Document segment

-- BEGIN --

With huge scope for growth, China at centre of Wipro Consumer's global map

WCCL Chief executive officer Vineet Agrawal
Wipro Consumer Care & Lighting (WCCL), the Bengaluru-headquartered consumer care major, has been present in global markets for over 12 years, but it is only now that the company is setting up a manufacturing plant in China, its second largest market globally after Malaysia. The fact that this would be WCCL’s first greenfield plant outside India signals the importance the firm ascribes to China, where it has established a strong foothold through a series of acquisitions.

WCCL, part of Wipro’s unlisted entity Wipro Enterprises, has already acquired land for the proposed plant in China's southern Guangdong province; it will entail an investment of around Rs 1.5 billion and would be operational in 2020.

In FY18, WCCL crossed revenues of $1 billion (Rs 66.35 billion), almost half of which came from the international markets. Malaysia continues to be its largest market with a revenue contribution of $145 million, followed by China ($120 million) and Vietnam (around $45 million).

In China, the Azim Premji-owned company operates two plants — one that came along with the acquisition of Singapore-headquartered FMCG company Unza in July 2007, and the other through the acquisition of LD Waxson in 2013. WCCL also leverages the manufacturing plants of Zhongshan Ma Er Daily Products for third-party manufacturing. “In terms of capacity and investment, this will be our biggest plant outside of India and will cater to all personal care segments — such as shampoo, shower gel, skin care products, roll-ons and the liquid detergent segment — in which we are present,” says Vineet Agrawal, chief executive officer, WCCL.

The other three countries where WCCL has manufacturing facilities are Malaysia (three plants) and one each in Indonesia and Vietnam.

While China is the second largest global market for WCCL currently, the scope for growth in the country is immense, says Agrawal. The company is predominantly present in two provinces including Guangdong and Hainan in South China while it is expanding into neighbouring provinces including Guangxi, Fujian and Sichuan. In Guangdong itself, which has a gross domestic product (GDP) of over $1 trillion, WCCL is number three in most of the categories it operates in, including shower gels, soaps, liquid detergents and roll-ons. Interestingly, its major competition in the province is not from local Chinese companies but from global majors including Proctor & Gamble, the American consumer goods giant which holds the number one position in the market, followed by British-Dutch consumer goods company Unilever.

Despite stiff competition in the region, Agrawal says, the company will rapidly expand its manufacturing base, and through its wholly-owned local subsidiary, enrich its product basket. The new categories where it sees a big opportunity are lotions and liquid grooming products. What has helped WCCL in scaling up in China is its unwavering focus on localisation. It has 3,000 employees in China, which accounts for roughly 30 per cent of the company’s 10,000-odd global workforce. Interestingly, the company has only one Indian executive in the region. “Having a strong local footprint gives us the ability to understand the consumer and their requirements much better,” says Agrawal. Understanding the nuances of a local language (Mandarin in this case) is key to prising open a market, he says. “While most of our senior executives in the country are well-versed in the language, we also conduct English classes for our junior employees.”

-- END --

Problems
- a) According to the article on Wipro Consumer Care's plans in China, in which province has the company acquired land for its new plant?
- b) Carry on the article about Wipro Consumer Care's growth in China from the point where it stops.

Material
-- BEGIN --

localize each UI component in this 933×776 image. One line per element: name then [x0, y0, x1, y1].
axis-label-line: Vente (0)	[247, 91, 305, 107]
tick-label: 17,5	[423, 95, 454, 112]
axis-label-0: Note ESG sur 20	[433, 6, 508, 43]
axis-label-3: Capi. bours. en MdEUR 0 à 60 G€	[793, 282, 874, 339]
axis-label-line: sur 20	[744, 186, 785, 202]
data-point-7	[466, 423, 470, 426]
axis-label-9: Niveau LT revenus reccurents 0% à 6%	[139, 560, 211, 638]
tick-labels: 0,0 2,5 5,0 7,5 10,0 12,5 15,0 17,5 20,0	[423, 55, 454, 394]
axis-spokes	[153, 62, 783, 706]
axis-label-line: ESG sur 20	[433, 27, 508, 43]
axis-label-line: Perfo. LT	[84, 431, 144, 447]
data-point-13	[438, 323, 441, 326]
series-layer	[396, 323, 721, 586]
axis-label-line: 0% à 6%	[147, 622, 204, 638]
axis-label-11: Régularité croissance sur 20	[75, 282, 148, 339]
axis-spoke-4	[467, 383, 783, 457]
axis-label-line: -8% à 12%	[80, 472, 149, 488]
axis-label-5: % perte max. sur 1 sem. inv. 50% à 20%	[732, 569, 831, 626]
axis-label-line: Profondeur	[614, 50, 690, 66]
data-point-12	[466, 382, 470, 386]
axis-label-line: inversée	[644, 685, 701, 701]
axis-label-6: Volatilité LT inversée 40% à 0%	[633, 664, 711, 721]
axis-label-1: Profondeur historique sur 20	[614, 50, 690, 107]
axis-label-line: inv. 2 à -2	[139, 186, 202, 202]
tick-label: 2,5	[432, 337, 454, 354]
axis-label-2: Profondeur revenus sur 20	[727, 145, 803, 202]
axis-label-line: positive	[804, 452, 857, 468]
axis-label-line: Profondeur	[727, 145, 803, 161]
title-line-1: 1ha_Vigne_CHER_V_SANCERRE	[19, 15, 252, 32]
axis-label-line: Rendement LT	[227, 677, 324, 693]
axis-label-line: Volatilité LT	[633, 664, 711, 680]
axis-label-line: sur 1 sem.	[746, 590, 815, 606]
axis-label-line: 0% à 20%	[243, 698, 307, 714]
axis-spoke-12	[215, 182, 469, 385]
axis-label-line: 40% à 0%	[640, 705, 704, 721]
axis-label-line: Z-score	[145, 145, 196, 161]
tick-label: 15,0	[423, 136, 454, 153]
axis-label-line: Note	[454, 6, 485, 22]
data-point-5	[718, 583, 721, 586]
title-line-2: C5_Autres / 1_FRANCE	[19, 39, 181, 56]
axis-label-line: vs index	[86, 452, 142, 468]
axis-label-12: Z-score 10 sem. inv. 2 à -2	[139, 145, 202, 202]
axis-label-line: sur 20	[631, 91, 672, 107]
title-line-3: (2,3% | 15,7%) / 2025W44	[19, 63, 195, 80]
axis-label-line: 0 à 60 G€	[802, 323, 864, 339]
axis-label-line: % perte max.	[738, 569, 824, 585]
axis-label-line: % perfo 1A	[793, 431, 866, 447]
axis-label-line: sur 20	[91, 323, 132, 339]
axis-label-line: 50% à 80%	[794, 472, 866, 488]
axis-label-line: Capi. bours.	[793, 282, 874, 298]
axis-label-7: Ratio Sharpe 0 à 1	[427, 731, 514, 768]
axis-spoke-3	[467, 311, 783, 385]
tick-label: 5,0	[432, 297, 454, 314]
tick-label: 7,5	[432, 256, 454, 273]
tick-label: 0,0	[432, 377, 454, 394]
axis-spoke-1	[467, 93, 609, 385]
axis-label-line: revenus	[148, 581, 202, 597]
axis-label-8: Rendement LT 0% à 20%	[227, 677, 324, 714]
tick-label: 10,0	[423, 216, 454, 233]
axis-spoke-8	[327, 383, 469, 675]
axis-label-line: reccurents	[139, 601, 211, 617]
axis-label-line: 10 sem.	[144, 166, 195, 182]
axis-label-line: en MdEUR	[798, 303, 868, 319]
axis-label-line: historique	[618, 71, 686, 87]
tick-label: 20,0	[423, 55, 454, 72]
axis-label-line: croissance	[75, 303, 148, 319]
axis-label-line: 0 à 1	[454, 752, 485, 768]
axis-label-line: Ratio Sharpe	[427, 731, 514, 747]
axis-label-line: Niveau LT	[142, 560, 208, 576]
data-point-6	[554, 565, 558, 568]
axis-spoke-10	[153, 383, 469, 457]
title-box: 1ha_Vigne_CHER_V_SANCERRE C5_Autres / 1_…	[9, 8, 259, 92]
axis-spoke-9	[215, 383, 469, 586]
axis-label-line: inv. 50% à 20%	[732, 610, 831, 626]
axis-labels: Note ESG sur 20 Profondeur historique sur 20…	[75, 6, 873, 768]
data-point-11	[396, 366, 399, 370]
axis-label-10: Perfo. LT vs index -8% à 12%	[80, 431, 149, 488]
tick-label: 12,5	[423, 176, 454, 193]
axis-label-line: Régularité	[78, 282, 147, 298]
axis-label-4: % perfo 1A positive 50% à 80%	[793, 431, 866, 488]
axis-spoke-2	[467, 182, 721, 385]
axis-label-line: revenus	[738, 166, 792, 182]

-- END --

Responses per task
- a) In China's southern Guangdong province.

- b)
Wipro’s tryst with the global market for its consumer care portfolio started way back in 2006 when the company was growing at 28 per cent plus year over year. “When we looked at our annual strategy plan then, we realised that there were many companies that were eyeing global markets for rapid growth. We started by exporting to West Asia where a big chunk of the Indian diaspora resides,” says Agrawal.

The company soon realised that this route was going to be a long haul given the size and scale of the company at that time as compared to players such as Marico, Godrej and Dabur that had forayed into international markets such as Bangladesh and West Asia at least 10-15 years before it did. That’s when WCCL decided to take the inorganic route to catch up fast. “By then, we had done three acquisitions in India and our confidence level was high because of the success of these acquisitions. While we wanted to start with a small acquisition abroad, we ended up buying Unza which happened to be in multiple countries with multiple brands and was present in categories we didn’t understand. So it was a leap of faith for us,” Agarwal adds.

In 2006, WCCL’s revenue was a little over than Rs 6 billion as compared to Godrej Consumer Care’s revenue of about Rs 9.5 billion, Dabur’s Rs 20 billion and Marico’s Rs 11.5 billion. The acquisition of Unza for Rs 10 billion ($246 million) in 2007 gave the company a solid presence in quite a few markets including China, Vietnam, Malaysia, Singapore, Indonesia, West Asia and Hong Kong. Since then, the company has gone on to acquire global brands such as Yardley (2009), Yardley UK (2012), L D Waxsons (2012) and Zhongshan Ma Er Daily Products (2016).

WCCL’s revenues of Rs 66.35 billion in FY18 is already ahead of Marico (revenue of Rs  63.3 billion), while it is fast closing the gap with rivals Godrej (Rs 98.6 billion) and Dabur (Rs 80.5 billion). The company’s products are now available across 40 countries while it has direct presence in 15 countries, including Malaysia, Indonesia, Vietnam, China, some countries in West Asia, and pockets of Africa and Bangladesh.

With international revenues accounting for almost half its overall revenues, does the company expect it to grow bigger than the domestic market? Agrawal says while both the domestic and the international businesses are doing well, local policies, geopolitical situations impact that growth. For example, in FY18, the domestic market grew faster for WCCL — at 18 per cent, as compared to international at 11 per cent. A year before, domestic growth was slower, impacted as it were by demonetisation and the implementation of the Goods and Services Tax.